**Information given**
[START]
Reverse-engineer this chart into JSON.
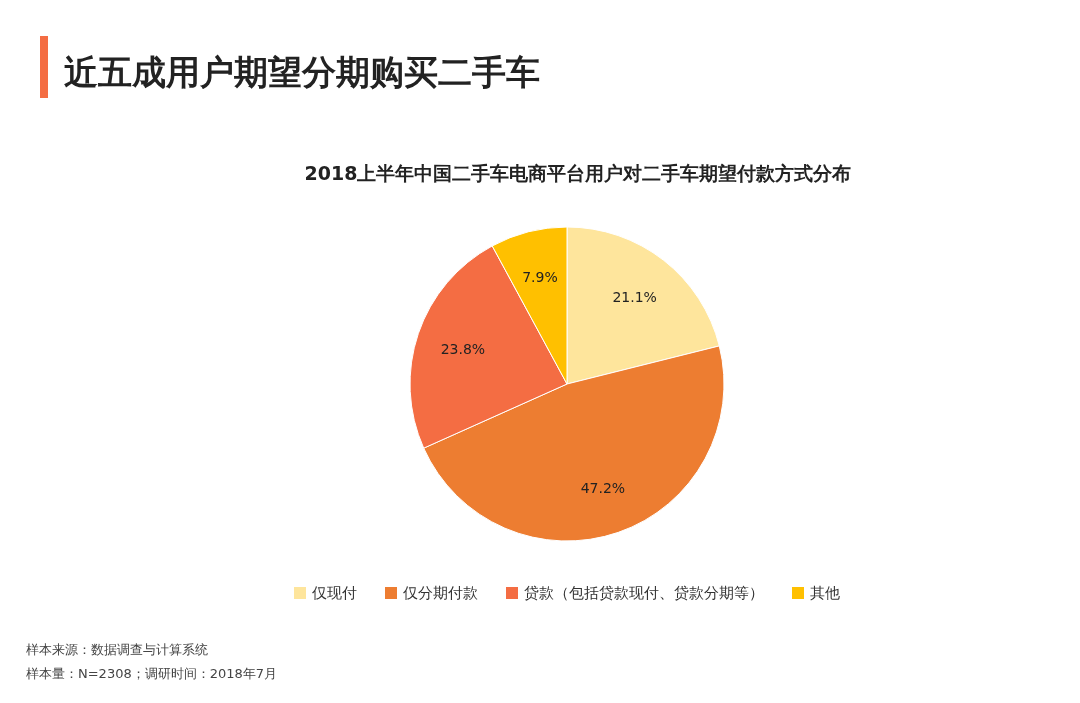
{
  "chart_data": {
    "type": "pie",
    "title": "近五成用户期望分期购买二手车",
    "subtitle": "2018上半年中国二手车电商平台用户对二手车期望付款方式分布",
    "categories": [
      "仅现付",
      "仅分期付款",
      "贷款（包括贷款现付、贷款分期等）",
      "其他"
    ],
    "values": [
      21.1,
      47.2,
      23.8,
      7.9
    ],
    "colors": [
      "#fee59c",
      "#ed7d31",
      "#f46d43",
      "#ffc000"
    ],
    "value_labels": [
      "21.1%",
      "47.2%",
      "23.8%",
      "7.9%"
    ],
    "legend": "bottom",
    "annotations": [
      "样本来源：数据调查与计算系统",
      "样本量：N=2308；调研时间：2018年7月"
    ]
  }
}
[END]
**Written problem**
All of the entries above should be copied exactly, except for the pictures.

**Finished exercise**
Reverse-engineer this chart into JSON.
{
  "chart_data": {
    "type": "pie",
    "title": "近五成用户期望分期购买二手车",
    "subtitle": "2018上半年中国二手车电商平台用户对二手车期望付款方式分布",
    "categories": [
      "仅现付",
      "仅分期付款",
      "贷款（包括贷款现付、贷款分期等）",
      "其他"
    ],
    "values": [
      21.1,
      47.2,
      23.8,
      7.9
    ],
    "colors": [
      "#fee59c",
      "#ed7d31",
      "#f46d43",
      "#ffc000"
    ],
    "value_labels": [
      "21.1%",
      "47.2%",
      "23.8%",
      "7.9%"
    ],
    "legend": "bottom",
    "annotations": [
      "样本来源：数据调查与计算系统",
      "样本量：N=2308；调研时间：2018年7月"
    ]
  }
}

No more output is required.